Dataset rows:
* * * * *

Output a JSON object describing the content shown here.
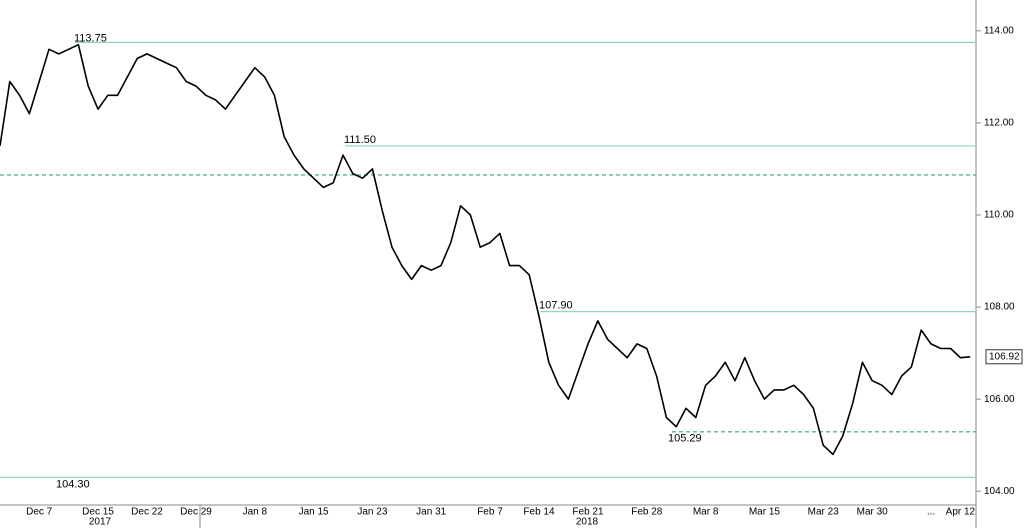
{
  "chart_data": {
    "type": "line",
    "categories": [
      null,
      null,
      null,
      null,
      "Dec 7",
      null,
      null,
      null,
      null,
      null,
      "Dec 15",
      null,
      null,
      null,
      null,
      "Dec 22",
      null,
      null,
      null,
      null,
      "Dec 29",
      null,
      null,
      null,
      null,
      null,
      "Jan 8",
      null,
      null,
      null,
      null,
      null,
      "Jan 15",
      null,
      null,
      null,
      null,
      null,
      "Jan 23",
      null,
      null,
      null,
      null,
      null,
      "Jan 31",
      null,
      null,
      null,
      null,
      null,
      "Feb 7",
      null,
      null,
      null,
      null,
      "Feb 14",
      null,
      null,
      null,
      null,
      "Feb 21",
      null,
      null,
      null,
      null,
      null,
      "Feb 28",
      null,
      null,
      null,
      null,
      null,
      "Mar 8",
      null,
      null,
      null,
      null,
      null,
      "Mar 15",
      null,
      null,
      null,
      null,
      null,
      "Mar 23",
      null,
      null,
      null,
      null,
      "Mar 30",
      null,
      null,
      null,
      null,
      null,
      "...",
      null,
      null,
      "Apr 12",
      null
    ],
    "years": [
      "2017",
      "2018"
    ],
    "series": [
      {
        "color": "#000000",
        "values": [
          111.5,
          112.9,
          112.6,
          112.2,
          112.9,
          113.6,
          113.5,
          113.6,
          113.7,
          112.8,
          112.3,
          112.6,
          112.6,
          113.0,
          113.4,
          113.5,
          113.4,
          113.3,
          113.2,
          112.9,
          112.8,
          112.6,
          112.5,
          112.3,
          112.6,
          112.9,
          113.2,
          113.0,
          112.6,
          111.7,
          111.3,
          111.0,
          110.8,
          110.6,
          110.7,
          111.3,
          110.9,
          110.8,
          111.0,
          110.1,
          109.3,
          108.9,
          108.6,
          108.9,
          108.8,
          108.9,
          109.4,
          110.2,
          110.0,
          109.3,
          109.4,
          109.6,
          108.9,
          108.9,
          108.7,
          107.8,
          106.8,
          106.3,
          106.0,
          106.6,
          107.2,
          107.7,
          107.3,
          107.1,
          106.9,
          107.2,
          107.1,
          106.5,
          105.6,
          105.4,
          105.8,
          105.6,
          106.3,
          106.5,
          106.8,
          106.4,
          106.9,
          106.4,
          106.0,
          106.2,
          106.2,
          106.3,
          106.1,
          105.8,
          105.0,
          104.8,
          105.2,
          105.9,
          106.8,
          106.4,
          106.3,
          106.1,
          106.5,
          106.7,
          107.5,
          107.2,
          107.1,
          107.1,
          106.9,
          106.92
        ]
      }
    ],
    "levels": [
      {
        "value": 113.75,
        "label": "113.75",
        "style": "solid"
      },
      {
        "value": 111.5,
        "label": "111.50",
        "style": "solid"
      },
      {
        "value": 110.87,
        "style": "dashed"
      },
      {
        "value": 107.9,
        "label": "107.90",
        "style": "solid"
      },
      {
        "value": 105.29,
        "label": "105.29",
        "style": "dashed"
      },
      {
        "value": 104.3,
        "label": "104.30",
        "style": "solid"
      }
    ],
    "level_color": "#8fd4c4",
    "dashed_color": "#3a9f88",
    "ylim": [
      103.7,
      114.67
    ],
    "yticks": [
      {
        "value": 104,
        "label": "104.00"
      },
      {
        "value": 106,
        "label": "106.00"
      },
      {
        "value": 108,
        "label": "108.00"
      },
      {
        "value": 110,
        "label": "110.00"
      },
      {
        "value": 112,
        "label": "112.00"
      },
      {
        "value": 114,
        "label": "114.00"
      }
    ],
    "grid": false
  }
}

* * * * *

What this task involves:
Reproduce the data above in full, exactly as it is, with the pictures left out.

Full answer:
Output a JSON object describing the content shown here.
{
  "chart_data": {
    "type": "line",
    "categories": [
      null,
      null,
      null,
      null,
      "Dec 7",
      null,
      null,
      null,
      null,
      null,
      "Dec 15",
      null,
      null,
      null,
      null,
      "Dec 22",
      null,
      null,
      null,
      null,
      "Dec 29",
      null,
      null,
      null,
      null,
      null,
      "Jan 8",
      null,
      null,
      null,
      null,
      null,
      "Jan 15",
      null,
      null,
      null,
      null,
      null,
      "Jan 23",
      null,
      null,
      null,
      null,
      null,
      "Jan 31",
      null,
      null,
      null,
      null,
      null,
      "Feb 7",
      null,
      null,
      null,
      null,
      "Feb 14",
      null,
      null,
      null,
      null,
      "Feb 21",
      null,
      null,
      null,
      null,
      null,
      "Feb 28",
      null,
      null,
      null,
      null,
      null,
      "Mar 8",
      null,
      null,
      null,
      null,
      null,
      "Mar 15",
      null,
      null,
      null,
      null,
      null,
      "Mar 23",
      null,
      null,
      null,
      null,
      "Mar 30",
      null,
      null,
      null,
      null,
      null,
      "...",
      null,
      null,
      "Apr 12",
      null
    ],
    "years": [
      "2017",
      "2018"
    ],
    "series": [
      {
        "color": "#000000",
        "values": [
          111.5,
          112.9,
          112.6,
          112.2,
          112.9,
          113.6,
          113.5,
          113.6,
          113.7,
          112.8,
          112.3,
          112.6,
          112.6,
          113.0,
          113.4,
          113.5,
          113.4,
          113.3,
          113.2,
          112.9,
          112.8,
          112.6,
          112.5,
          112.3,
          112.6,
          112.9,
          113.2,
          113.0,
          112.6,
          111.7,
          111.3,
          111.0,
          110.8,
          110.6,
          110.7,
          111.3,
          110.9,
          110.8,
          111.0,
          110.1,
          109.3,
          108.9,
          108.6,
          108.9,
          108.8,
          108.9,
          109.4,
          110.2,
          110.0,
          109.3,
          109.4,
          109.6,
          108.9,
          108.9,
          108.7,
          107.8,
          106.8,
          106.3,
          106.0,
          106.6,
          107.2,
          107.7,
          107.3,
          107.1,
          106.9,
          107.2,
          107.1,
          106.5,
          105.6,
          105.4,
          105.8,
          105.6,
          106.3,
          106.5,
          106.8,
          106.4,
          106.9,
          106.4,
          106.0,
          106.2,
          106.2,
          106.3,
          106.1,
          105.8,
          105.0,
          104.8,
          105.2,
          105.9,
          106.8,
          106.4,
          106.3,
          106.1,
          106.5,
          106.7,
          107.5,
          107.2,
          107.1,
          107.1,
          106.9,
          106.92
        ]
      }
    ],
    "levels": [
      {
        "value": 113.75,
        "label": "113.75",
        "style": "solid"
      },
      {
        "value": 111.5,
        "label": "111.50",
        "style": "solid"
      },
      {
        "value": 110.87,
        "style": "dashed"
      },
      {
        "value": 107.9,
        "label": "107.90",
        "style": "solid"
      },
      {
        "value": 105.29,
        "label": "105.29",
        "style": "dashed"
      },
      {
        "value": 104.3,
        "label": "104.30",
        "style": "solid"
      }
    ],
    "level_color": "#8fd4c4",
    "dashed_color": "#3a9f88",
    "ylim": [
      103.7,
      114.67
    ],
    "yticks": [
      {
        "value": 104,
        "label": "104.00"
      },
      {
        "value": 106,
        "label": "106.00"
      },
      {
        "value": 108,
        "label": "108.00"
      },
      {
        "value": 110,
        "label": "110.00"
      },
      {
        "value": 112,
        "label": "112.00"
      },
      {
        "value": 114,
        "label": "114.00"
      }
    ],
    "grid": false
  }
}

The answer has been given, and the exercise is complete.